*** DATASET CONTENT

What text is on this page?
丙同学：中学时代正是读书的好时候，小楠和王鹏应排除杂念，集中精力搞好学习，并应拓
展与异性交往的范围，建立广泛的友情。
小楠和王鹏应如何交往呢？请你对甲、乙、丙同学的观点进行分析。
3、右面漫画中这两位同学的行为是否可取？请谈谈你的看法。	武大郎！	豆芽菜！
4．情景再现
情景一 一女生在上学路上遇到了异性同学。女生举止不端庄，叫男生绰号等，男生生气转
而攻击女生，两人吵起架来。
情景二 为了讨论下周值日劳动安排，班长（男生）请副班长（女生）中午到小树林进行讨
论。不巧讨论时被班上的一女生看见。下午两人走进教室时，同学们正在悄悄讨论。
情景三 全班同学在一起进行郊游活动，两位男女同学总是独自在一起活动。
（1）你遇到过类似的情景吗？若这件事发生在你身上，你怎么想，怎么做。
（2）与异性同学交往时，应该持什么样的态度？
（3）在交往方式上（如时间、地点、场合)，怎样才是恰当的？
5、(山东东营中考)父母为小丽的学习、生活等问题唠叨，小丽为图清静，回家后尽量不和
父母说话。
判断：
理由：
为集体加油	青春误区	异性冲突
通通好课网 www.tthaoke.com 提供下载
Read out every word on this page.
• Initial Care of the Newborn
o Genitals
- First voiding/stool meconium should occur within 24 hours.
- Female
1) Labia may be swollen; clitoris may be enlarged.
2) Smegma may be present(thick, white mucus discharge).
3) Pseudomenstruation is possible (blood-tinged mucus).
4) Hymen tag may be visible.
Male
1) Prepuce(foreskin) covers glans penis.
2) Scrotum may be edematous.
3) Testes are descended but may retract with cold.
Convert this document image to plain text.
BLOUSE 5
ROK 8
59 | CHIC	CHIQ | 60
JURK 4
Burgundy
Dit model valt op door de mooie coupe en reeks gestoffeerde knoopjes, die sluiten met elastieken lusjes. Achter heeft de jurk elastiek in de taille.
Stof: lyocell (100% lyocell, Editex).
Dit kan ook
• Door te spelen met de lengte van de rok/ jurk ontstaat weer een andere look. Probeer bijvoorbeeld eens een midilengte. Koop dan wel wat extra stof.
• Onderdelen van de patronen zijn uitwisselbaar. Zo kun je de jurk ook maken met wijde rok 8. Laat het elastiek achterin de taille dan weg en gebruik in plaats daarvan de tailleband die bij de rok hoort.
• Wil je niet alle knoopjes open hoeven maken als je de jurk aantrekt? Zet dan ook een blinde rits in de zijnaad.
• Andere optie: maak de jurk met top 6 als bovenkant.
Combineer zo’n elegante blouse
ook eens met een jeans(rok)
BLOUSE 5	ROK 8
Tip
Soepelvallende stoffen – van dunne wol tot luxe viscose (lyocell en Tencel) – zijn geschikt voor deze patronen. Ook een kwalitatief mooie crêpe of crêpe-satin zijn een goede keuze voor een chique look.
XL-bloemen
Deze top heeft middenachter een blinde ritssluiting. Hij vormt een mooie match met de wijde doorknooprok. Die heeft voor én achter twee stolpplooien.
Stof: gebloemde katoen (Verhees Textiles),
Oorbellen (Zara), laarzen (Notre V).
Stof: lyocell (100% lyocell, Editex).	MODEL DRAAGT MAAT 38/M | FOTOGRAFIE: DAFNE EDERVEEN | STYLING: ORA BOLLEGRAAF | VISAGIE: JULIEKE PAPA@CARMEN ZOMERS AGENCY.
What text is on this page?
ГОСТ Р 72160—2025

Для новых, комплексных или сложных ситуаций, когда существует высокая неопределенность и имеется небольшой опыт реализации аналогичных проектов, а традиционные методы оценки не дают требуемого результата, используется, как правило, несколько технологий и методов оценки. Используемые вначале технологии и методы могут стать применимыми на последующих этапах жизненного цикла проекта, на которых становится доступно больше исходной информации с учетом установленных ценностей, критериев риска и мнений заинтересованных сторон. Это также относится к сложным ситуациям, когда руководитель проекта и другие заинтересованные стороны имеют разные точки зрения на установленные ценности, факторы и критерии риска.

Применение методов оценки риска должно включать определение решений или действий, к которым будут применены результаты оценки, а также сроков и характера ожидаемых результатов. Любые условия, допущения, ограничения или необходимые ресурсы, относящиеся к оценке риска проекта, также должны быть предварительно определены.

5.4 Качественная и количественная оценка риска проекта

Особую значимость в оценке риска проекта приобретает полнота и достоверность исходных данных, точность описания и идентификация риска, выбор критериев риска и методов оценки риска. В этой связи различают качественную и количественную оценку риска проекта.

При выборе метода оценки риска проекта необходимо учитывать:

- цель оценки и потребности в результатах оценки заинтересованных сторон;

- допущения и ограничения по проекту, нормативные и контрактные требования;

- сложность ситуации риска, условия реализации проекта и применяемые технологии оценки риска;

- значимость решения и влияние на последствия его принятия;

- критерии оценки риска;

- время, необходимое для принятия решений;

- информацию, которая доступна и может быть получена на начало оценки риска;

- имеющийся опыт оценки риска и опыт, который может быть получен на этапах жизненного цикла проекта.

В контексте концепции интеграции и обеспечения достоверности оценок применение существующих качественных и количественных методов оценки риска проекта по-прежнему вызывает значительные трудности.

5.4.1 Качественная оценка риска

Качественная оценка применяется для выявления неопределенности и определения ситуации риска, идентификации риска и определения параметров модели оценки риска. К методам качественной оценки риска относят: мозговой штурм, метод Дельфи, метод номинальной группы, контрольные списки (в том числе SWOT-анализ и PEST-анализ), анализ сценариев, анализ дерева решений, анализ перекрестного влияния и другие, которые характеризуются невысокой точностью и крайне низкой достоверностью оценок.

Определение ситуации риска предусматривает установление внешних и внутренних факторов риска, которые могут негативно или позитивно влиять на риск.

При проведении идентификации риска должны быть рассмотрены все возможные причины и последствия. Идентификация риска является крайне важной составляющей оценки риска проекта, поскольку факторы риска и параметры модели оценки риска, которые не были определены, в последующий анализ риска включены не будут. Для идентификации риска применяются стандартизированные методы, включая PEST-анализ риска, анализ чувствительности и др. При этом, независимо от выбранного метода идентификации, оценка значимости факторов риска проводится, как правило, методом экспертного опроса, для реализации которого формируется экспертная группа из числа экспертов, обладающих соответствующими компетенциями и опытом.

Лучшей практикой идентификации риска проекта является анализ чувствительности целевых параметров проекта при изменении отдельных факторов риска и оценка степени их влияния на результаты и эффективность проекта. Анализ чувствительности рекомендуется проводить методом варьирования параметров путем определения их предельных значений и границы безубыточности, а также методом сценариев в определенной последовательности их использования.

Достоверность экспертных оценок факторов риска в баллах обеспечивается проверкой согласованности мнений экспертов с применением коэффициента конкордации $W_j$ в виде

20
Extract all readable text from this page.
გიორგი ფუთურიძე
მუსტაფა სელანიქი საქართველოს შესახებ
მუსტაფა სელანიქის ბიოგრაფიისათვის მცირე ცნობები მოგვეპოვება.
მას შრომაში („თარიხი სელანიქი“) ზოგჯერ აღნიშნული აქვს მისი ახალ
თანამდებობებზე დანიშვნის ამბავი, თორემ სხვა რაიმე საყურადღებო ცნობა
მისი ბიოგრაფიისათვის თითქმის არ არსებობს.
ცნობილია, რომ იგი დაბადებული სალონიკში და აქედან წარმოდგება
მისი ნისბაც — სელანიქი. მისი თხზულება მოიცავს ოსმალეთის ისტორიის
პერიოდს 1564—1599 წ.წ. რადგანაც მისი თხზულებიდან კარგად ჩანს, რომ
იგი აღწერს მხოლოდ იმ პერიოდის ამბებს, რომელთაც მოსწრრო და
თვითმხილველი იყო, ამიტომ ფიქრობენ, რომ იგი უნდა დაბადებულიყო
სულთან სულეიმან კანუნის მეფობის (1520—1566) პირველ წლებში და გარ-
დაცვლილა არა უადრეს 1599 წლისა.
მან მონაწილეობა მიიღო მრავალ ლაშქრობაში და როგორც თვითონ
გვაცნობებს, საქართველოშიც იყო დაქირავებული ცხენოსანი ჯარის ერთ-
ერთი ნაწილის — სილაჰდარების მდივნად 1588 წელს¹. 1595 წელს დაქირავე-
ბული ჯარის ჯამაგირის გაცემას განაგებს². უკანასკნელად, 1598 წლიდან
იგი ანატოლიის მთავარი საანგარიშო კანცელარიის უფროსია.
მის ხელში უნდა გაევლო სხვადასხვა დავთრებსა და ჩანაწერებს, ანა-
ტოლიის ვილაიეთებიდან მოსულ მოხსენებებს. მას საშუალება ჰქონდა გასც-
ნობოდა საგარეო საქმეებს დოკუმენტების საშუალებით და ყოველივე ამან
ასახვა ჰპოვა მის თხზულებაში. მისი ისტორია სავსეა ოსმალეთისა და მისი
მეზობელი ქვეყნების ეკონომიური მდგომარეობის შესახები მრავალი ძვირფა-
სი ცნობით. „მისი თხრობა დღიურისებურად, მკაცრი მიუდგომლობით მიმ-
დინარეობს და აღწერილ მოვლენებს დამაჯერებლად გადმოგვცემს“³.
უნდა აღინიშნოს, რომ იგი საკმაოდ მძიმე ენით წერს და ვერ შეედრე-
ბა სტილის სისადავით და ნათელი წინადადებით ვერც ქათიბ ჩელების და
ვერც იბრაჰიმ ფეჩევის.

******

### BRIEF
Each line holding "look" must be found and copied.

### RESPONSE TO THE EXERCISE
• Door te spelen met de lengte van de rok/ jurk ontstaat weer een andere look. Probeer bijvoorbeeld eens een midilengte. Koop dan wel wat extra stof.
Soepelvallende stoffen – van dunne wol tot luxe viscose (lyocell en Tencel) – zijn geschikt voor deze patronen. Ook een kwalitatief mooie crêpe of crêpe-satin zijn een goede keuze voor een chique look.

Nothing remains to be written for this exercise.